When I was a kid, I loved to play the Memory Game. We called it Concentration and it involved taking an entire deck of cards, laying them out face down on the table and then trying to find pairs. An absolute fundamental of the game was that the rows of cards had to remain in their precise original positions, else how could you ever remember where they were?

Cards face down, two apple cards face up

This photo is someone else’s. The lines are not straight enough to satisfy me, nor would they have satisfied my children, who also loved the game and who also played it with savage attention to perfect alignment.

But these lines would seem rigid and offensive to Lakshi and Vijay, who are addicted to the Memory Game I recently got them and who resist all my efforts to get them to play it properly.

 

Two Indian children playing Memory Game, all the cards scattered helter-skelter on the rug

This is how they play!

All the cards helter-skelter, higgledy-piggledy, no order, no lines: how do they ever remember anything?

(Somehow they do, and I don’t even want to think about how or why because it bugs me.)

But it reminded me of something.

I worked as a waitress and I know what a cash drawer should look like. It should look like this:

Cash drawer, all bills in separate slots, neat and tidy

Everything is neat and tidy. All the bills are where they should be. Like with like. Ascending order. Perfect.

A cash drawer should not look like this:

Drawer full of Indian currency, all helter skelter, no slots, jumbled all together

Yet every Indian shopkeeper’s cash drawer does. Give the guy a 500 rupee note for a 457 rupee bill and the first thing he will ask you for is exact change. I used to think it was because small notes are scarce. Now I realize he’s trying to avoid pawing through his messy little collection to come up with the change.

**Exercise tasks**
- a) Return the passage of the post on the Memory Game from "Cash drawer, all" to "Ascending order. Perfect.".
- b) Answer these questions using the post on the Memory Game:
(i) What did the writer's family call the game in childhood?
(ii) Which two children resist the writer's efforts to get them to play properly?
(iii) What job did the writer once have?

[Stored entries]
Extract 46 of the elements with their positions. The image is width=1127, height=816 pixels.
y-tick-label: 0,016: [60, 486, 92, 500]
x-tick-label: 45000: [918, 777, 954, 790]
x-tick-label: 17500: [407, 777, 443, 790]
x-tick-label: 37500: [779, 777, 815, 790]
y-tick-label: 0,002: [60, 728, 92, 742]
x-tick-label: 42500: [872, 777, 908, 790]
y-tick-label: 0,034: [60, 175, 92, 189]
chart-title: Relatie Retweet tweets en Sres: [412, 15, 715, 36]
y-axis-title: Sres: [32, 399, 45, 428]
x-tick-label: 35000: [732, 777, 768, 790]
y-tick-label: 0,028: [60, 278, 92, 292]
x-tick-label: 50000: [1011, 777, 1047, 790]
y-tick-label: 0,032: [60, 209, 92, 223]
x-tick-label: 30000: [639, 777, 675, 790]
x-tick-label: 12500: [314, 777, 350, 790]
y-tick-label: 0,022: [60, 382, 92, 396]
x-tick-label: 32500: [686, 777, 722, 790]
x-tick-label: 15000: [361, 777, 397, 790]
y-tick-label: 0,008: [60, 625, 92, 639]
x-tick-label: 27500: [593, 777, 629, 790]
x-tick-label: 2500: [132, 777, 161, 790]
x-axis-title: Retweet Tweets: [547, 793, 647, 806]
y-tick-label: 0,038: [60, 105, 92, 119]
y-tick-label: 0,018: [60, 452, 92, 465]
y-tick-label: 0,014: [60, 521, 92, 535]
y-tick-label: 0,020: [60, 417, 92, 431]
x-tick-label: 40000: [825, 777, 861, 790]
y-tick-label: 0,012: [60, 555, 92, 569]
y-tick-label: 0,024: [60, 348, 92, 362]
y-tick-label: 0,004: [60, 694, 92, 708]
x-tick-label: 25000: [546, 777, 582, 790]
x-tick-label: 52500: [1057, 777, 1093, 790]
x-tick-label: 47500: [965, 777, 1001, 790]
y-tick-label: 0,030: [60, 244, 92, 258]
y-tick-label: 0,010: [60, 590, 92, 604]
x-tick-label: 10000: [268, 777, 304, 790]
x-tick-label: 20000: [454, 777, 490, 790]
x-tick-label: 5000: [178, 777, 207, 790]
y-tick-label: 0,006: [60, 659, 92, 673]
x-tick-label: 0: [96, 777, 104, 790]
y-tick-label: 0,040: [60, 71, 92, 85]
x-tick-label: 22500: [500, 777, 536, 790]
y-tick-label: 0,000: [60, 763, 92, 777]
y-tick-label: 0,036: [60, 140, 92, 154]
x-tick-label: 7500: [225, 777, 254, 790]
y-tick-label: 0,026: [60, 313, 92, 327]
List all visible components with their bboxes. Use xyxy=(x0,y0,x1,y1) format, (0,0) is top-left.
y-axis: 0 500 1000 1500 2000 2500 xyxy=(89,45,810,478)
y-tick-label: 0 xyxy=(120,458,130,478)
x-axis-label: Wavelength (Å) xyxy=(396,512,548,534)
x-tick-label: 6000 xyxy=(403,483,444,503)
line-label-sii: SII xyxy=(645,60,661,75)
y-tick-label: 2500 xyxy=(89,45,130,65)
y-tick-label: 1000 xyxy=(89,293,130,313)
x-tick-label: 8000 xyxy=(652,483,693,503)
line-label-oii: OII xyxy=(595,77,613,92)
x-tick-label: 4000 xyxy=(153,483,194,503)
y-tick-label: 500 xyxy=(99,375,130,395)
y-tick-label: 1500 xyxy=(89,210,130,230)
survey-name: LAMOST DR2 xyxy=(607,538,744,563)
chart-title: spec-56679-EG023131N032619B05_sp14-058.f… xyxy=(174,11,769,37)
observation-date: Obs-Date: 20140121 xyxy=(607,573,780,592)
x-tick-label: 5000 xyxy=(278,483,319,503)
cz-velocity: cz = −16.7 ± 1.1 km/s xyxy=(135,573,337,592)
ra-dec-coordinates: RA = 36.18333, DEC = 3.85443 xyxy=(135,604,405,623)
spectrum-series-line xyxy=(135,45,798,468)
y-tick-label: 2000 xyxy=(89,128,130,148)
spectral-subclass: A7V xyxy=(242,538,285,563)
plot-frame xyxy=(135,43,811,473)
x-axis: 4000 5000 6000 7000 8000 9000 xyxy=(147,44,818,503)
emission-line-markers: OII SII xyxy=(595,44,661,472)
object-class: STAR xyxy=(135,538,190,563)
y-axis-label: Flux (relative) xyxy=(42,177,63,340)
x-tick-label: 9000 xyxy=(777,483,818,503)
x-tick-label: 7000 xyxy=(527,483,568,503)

**Answers for this exercise**
- a)
Cash drawer, all bills in separate slots, neat and tidy

Everything is neat and tidy. All the bills are where they should be. Like with like. Ascending order. Perfect.

- b)
(i) Concentration
(ii) Lakshi and Vijay
(iii) Waitress